Interview      Trois tableaux : la marche dans le feu


Interview

  • IR : Robert Labor, pouvez-vous vous présenter aux visiteurs du site Indes réunionnaises ?

    RL : Labor est mon nom d'Artiste. J'ai 64 ans. Je suis un Créole blanc aux yeux bleus (quoique métissé du côté de mon père, Créole brun avec un métissage certain, blanc-noir-indien... je n'ai pu trouver l'origine exacte...).
    Ayant déja une solide expérience de la création artistique, j’ai préparé mes examens de professeur d’arts plastiques tout en travaillant pour gagner ma vie : cours du soir aux Beaux-Arts de Lyon, écoles d’arts de Lyon... et par le centre de télé-enseignement, pour la partie théorique (esthétique, histoire de l’art, sciences et techniques du dessin, perspectives etc.. ) le professorat se préparant par certificats, et sur concours. Professeur certifié de dessin et arts plastiques, nommé agrégé en 1997.
    De 1970 aux années '80, cubiste, cubiste-expressionniste, constructiviste, de découverte en découverte... arrive à l’ élaboration d’un art métis (sampling) dans les années 1980-90, faisant dialoguer les œuvres et les styles entre eux.
  • IR : Pouvez-vous dire dans ses grandes lignes quelle est votre vision de la peinture ?

    RL
    Je suis en ce moment persuadé que "l'image"dans la création plastique n'a qu'une importance relative, peut-être sert-elle de "medium" pour la communication, une sorte d'explication en quelque sorte. Mais, l'essentiel à mes yeux se trouve dans la"matière"-même de l'œuvre et dans "l'écriture" de l'artiste, deux choses qui sont en somme la signature de sa présence en tant qu'artiste (personnage faisant passer des messages par la "sensation" visuelle en l'occurrence) : la peinture devient ainsi le prolongement de l'homme... physique, mental, spirituel, son mystère propre qui parfois et souvent lui échappe... Il arrive ainsi à sa propre découverte.. .(tout à fait relative, comme le mystère de notre petite humanité). Voici l'explication que je peux donner de ma maniere de peindre "au dessus des nuages"
___
▸ **Exercice**: Prolongez l'entretien avec le peintre Robert Labor en reprenant juste après sa dernière phrase. Les entrées qui suivent n'ont aucun rapport avec l'entretien du peintre Robert Labor.

Données de position des éléments
___
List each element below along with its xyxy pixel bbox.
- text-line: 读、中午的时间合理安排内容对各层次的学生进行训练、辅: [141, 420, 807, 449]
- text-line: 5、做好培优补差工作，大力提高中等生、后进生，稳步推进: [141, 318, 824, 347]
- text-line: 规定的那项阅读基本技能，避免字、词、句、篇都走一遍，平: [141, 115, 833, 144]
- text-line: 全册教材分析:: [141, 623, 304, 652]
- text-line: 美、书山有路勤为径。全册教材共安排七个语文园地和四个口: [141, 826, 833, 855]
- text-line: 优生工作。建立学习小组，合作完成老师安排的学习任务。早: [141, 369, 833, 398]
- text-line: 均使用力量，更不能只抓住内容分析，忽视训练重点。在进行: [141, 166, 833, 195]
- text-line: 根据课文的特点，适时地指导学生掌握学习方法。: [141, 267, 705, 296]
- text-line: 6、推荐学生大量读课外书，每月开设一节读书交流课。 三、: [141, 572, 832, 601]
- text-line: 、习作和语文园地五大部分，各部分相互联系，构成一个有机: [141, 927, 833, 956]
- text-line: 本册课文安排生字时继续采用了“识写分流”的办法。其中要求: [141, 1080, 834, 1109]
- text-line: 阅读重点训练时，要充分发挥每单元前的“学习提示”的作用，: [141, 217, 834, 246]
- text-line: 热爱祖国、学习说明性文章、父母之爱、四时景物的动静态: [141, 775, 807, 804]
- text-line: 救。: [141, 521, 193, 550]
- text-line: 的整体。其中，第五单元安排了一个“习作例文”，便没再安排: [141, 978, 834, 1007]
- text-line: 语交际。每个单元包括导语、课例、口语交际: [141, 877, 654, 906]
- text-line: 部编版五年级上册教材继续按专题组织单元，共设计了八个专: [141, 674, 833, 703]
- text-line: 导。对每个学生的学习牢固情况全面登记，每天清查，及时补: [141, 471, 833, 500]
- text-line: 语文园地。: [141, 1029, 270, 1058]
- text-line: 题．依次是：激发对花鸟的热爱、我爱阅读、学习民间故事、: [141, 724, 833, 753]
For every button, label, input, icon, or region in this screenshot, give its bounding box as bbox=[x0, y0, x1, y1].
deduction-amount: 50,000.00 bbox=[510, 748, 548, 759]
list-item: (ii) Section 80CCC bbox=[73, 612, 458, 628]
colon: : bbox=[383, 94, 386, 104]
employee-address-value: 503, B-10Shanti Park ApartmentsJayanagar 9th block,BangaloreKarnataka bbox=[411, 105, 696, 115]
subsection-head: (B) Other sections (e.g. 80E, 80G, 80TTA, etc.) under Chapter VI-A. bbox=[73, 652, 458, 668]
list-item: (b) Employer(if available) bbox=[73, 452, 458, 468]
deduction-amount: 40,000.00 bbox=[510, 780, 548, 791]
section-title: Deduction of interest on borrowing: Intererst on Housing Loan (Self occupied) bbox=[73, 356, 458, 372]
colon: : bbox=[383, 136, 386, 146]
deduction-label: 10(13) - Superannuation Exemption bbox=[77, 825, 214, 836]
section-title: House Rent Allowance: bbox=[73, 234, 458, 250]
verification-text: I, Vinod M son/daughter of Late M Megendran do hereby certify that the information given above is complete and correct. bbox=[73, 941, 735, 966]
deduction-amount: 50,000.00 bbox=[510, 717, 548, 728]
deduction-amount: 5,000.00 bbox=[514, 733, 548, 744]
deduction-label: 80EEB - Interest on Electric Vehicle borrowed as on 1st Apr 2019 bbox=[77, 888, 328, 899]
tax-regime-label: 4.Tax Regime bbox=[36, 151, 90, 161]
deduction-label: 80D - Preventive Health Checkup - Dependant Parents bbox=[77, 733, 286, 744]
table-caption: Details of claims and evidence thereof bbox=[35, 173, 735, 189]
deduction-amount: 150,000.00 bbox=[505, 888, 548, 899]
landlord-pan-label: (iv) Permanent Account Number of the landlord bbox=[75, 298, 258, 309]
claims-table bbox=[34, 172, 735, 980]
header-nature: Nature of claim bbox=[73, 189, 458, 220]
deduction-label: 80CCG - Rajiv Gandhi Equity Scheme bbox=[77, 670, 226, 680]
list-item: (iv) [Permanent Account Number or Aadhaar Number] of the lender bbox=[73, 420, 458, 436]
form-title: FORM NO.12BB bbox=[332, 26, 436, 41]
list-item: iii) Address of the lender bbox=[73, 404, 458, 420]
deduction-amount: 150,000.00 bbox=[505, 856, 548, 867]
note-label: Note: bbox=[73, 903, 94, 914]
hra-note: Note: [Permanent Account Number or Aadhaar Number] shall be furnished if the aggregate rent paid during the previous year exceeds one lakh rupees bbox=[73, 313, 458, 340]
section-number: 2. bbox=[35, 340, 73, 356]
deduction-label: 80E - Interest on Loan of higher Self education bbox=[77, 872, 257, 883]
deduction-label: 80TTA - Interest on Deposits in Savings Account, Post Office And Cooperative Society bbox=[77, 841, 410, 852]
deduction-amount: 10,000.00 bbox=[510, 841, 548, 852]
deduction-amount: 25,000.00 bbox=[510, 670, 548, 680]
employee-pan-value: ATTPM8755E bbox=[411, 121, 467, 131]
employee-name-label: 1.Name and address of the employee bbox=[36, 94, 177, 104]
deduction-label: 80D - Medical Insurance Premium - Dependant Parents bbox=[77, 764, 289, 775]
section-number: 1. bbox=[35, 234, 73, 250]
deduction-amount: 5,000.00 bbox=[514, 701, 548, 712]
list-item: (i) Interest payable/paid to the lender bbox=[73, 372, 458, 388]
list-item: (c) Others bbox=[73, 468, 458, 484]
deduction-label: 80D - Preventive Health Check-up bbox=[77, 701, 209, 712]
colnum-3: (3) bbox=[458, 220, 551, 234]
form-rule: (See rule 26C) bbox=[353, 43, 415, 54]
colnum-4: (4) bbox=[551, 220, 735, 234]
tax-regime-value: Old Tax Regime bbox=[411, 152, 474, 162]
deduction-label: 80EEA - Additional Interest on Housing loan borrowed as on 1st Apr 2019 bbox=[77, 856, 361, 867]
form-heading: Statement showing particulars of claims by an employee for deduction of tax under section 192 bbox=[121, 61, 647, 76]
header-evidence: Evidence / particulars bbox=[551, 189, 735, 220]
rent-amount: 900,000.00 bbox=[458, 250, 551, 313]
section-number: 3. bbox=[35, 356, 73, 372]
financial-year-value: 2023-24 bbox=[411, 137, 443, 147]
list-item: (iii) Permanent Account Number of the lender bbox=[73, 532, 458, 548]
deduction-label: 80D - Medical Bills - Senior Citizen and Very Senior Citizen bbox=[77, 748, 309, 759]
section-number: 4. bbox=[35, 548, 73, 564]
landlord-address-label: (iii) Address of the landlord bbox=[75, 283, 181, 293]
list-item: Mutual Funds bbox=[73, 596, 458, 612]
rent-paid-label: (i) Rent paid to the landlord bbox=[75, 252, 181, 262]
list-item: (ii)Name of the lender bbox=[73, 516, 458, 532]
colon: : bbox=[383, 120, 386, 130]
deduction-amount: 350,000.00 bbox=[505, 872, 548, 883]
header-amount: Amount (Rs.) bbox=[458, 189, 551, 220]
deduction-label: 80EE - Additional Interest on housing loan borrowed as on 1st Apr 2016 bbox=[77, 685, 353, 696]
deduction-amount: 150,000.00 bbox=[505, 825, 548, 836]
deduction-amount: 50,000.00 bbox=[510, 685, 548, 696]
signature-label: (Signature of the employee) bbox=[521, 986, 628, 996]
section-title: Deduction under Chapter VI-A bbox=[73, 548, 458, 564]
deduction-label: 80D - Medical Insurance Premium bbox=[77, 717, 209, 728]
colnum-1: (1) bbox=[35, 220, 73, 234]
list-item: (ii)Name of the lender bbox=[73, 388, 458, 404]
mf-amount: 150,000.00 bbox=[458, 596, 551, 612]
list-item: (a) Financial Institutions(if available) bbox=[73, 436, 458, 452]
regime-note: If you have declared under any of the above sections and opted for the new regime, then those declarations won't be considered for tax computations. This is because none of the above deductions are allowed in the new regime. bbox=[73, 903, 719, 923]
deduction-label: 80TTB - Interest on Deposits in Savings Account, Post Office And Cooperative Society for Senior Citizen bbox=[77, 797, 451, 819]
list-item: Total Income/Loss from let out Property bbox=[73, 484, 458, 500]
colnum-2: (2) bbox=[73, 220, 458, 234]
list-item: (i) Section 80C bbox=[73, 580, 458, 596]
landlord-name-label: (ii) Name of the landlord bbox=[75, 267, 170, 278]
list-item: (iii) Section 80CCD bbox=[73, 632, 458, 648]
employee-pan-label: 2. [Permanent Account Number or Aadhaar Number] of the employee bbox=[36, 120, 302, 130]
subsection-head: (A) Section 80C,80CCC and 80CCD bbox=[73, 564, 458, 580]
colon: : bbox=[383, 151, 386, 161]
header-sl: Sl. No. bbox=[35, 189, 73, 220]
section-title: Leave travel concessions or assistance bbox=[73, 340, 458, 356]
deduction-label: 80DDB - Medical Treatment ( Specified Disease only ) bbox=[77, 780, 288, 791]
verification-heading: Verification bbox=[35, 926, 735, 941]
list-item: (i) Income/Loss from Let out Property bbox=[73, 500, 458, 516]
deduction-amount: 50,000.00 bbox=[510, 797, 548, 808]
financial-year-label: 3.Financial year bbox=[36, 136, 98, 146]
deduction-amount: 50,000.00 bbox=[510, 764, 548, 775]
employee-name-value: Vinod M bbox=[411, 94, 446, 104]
___
▸ **Réponse attendue**:
  • IR : L'île de la Réunion vous a inspiré une série de toiles évoquant la marche dans le feu, cérémonie pratiquée dans la communauté tamoule : pouvez-vous nous retracer la genèse de cette création ?

    RL : Je connais la marche dans le feu depuis ma tendre enfance, mais pas forcément de façon positive. Car dans ma famille, de croyance chrétienne, la religion tamoule était totalement exclue de notre pensée, et autour d’elle se forgeaient maintes superstitions. J’entendais les battements de tambours, à travers les champs de cannes à sucre qui nous séparaient du temple tamoul qui se trouvait "au Chaudron". Moi j’habitais Sainte-Clotilde, juste à côté. Pour remonter très loin, des peurs s'étaient installées en moi et la population indienne nous tenait à l’écart et entretenait ce mystère, pour ne pas être dérangé par des curieux. A l’école déjà, j’ai eu des vrais amis dans la communauté. J’ai appris à les connaître, à les respecter et à respecter leur foi, différente de la mienne, et j’ai toujours eu la conviction que le but, en somme, était le même, nous avions pris seulement des chemins différents.
  • IR : Quelle vision de la marche sur le feu avez-vous souhaité donner ? Pouvez-vous donner quelques précision techniques sur votre travail ?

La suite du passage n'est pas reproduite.